YOUR OBJECTIVE :: Each record is to be transcribed exactly.

-------- RECORDS SUPPLIED

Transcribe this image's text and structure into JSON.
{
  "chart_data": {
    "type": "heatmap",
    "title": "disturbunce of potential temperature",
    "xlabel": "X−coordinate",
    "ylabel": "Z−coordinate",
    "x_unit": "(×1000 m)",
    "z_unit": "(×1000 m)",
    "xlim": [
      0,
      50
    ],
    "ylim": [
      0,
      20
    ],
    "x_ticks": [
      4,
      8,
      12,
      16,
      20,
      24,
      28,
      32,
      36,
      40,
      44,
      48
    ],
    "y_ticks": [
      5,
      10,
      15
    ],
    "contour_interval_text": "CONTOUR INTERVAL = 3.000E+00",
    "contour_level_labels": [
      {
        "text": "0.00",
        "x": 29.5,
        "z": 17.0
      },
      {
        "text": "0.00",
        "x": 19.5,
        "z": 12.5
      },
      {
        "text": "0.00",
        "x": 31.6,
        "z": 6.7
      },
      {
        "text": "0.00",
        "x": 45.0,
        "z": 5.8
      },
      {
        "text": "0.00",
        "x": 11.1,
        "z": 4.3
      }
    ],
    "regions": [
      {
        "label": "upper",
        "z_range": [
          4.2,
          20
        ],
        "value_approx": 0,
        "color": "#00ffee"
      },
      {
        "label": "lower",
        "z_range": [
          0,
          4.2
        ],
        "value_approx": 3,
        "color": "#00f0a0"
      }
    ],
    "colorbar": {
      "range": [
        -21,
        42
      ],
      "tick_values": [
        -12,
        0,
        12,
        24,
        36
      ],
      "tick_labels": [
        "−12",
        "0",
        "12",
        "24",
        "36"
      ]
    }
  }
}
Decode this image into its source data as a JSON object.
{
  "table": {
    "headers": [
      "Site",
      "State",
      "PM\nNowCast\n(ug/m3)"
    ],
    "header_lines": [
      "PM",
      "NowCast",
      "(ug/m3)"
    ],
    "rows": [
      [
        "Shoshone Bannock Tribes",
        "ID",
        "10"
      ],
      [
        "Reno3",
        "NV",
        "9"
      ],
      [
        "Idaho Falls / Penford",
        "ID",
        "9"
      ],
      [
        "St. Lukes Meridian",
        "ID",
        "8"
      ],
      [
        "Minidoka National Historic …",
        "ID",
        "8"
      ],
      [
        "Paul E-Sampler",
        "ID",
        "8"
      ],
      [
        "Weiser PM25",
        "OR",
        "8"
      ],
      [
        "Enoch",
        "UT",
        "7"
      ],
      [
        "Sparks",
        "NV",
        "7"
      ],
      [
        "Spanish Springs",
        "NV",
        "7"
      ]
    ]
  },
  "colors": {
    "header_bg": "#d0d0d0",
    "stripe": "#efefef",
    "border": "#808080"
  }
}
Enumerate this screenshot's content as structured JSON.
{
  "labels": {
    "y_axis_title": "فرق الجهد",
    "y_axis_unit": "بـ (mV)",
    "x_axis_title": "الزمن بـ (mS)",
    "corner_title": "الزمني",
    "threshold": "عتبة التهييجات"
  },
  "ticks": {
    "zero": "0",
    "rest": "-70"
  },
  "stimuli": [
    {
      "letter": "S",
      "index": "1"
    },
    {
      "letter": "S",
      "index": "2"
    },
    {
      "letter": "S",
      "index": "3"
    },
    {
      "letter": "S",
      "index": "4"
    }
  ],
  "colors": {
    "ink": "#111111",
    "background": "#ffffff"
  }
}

----------------

RIGHT ANSWER ::
Transcribe this image's text and structure into JSON.
{
  "chart_data": {
    "type": "heatmap",
    "title": "disturbunce of potential temperature",
    "xlabel": "X−coordinate",
    "ylabel": "Z−coordinate",
    "x_unit": "(×1000 m)",
    "z_unit": "(×1000 m)",
    "xlim": [
      0,
      50
    ],
    "ylim": [
      0,
      20
    ],
    "x_ticks": [
      4,
      8,
      12,
      16,
      20,
      24,
      28,
      32,
      36,
      40,
      44,
      48
    ],
    "y_ticks": [
      5,
      10,
      15
    ],
    "contour_interval_text": "CONTOUR INTERVAL = 3.000E+00",
    "contour_level_labels": [
      {
        "text": "0.00",
        "x": 29.5,
        "z": 17.0
      },
      {
        "text": "0.00",
        "x": 19.5,
        "z": 12.5
      },
      {
        "text": "0.00",
        "x": 31.6,
        "z": 6.7
      },
      {
        "text": "0.00",
        "x": 45.0,
        "z": 5.8
      },
      {
        "text": "0.00",
        "x": 11.1,
        "z": 4.3
      }
    ],
    "regions": [
      {
        "label": "upper",
        "z_range": [
          4.2,
          20
        ],
        "value_approx": 0,
        "color": "#00ffee"
      },
      {
        "label": "lower",
        "z_range": [
          0,
          4.2
        ],
        "value_approx": 3,
        "color": "#00f0a0"
      }
    ],
    "colorbar": {
      "range": [
        -21,
        42
      ],
      "tick_values": [
        -12,
        0,
        12,
        24,
        36
      ],
      "tick_labels": [
        "−12",
        "0",
        "12",
        "24",
        "36"
      ]
    }
  }
}
Decode this image into its source data as a JSON object.
{
  "table": {
    "headers": [
      "Site",
      "State",
      "PM\nNowCast\n(ug/m3)"
    ],
    "header_lines": [
      "PM",
      "NowCast",
      "(ug/m3)"
    ],
    "rows": [
      [
        "Shoshone Bannock Tribes",
        "ID",
        "10"
      ],
      [
        "Reno3",
        "NV",
        "9"
      ],
      [
        "Idaho Falls / Penford",
        "ID",
        "9"
      ],
      [
        "St. Lukes Meridian",
        "ID",
        "8"
      ],
      [
        "Minidoka National Historic …",
        "ID",
        "8"
      ],
      [
        "Paul E-Sampler",
        "ID",
        "8"
      ],
      [
        "Weiser PM25",
        "OR",
        "8"
      ],
      [
        "Enoch",
        "UT",
        "7"
      ],
      [
        "Sparks",
        "NV",
        "7"
      ],
      [
        "Spanish Springs",
        "NV",
        "7"
      ]
    ]
  },
  "colors": {
    "header_bg": "#d0d0d0",
    "stripe": "#efefef",
    "border": "#808080"
  }
}
Enumerate this screenshot's content as structured JSON.
{
  "labels": {
    "y_axis_title": "فرق الجهد",
    "y_axis_unit": "بـ (mV)",
    "x_axis_title": "الزمن بـ (mS)",
    "corner_title": "الزمني",
    "threshold": "عتبة التهييجات"
  },
  "ticks": {
    "zero": "0",
    "rest": "-70"
  },
  "stimuli": [
    {
      "letter": "S",
      "index": "1"
    },
    {
      "letter": "S",
      "index": "2"
    },
    {
      "letter": "S",
      "index": "3"
    },
    {
      "letter": "S",
      "index": "4"
    }
  ],
  "colors": {
    "ink": "#111111",
    "background": "#ffffff"
  }
}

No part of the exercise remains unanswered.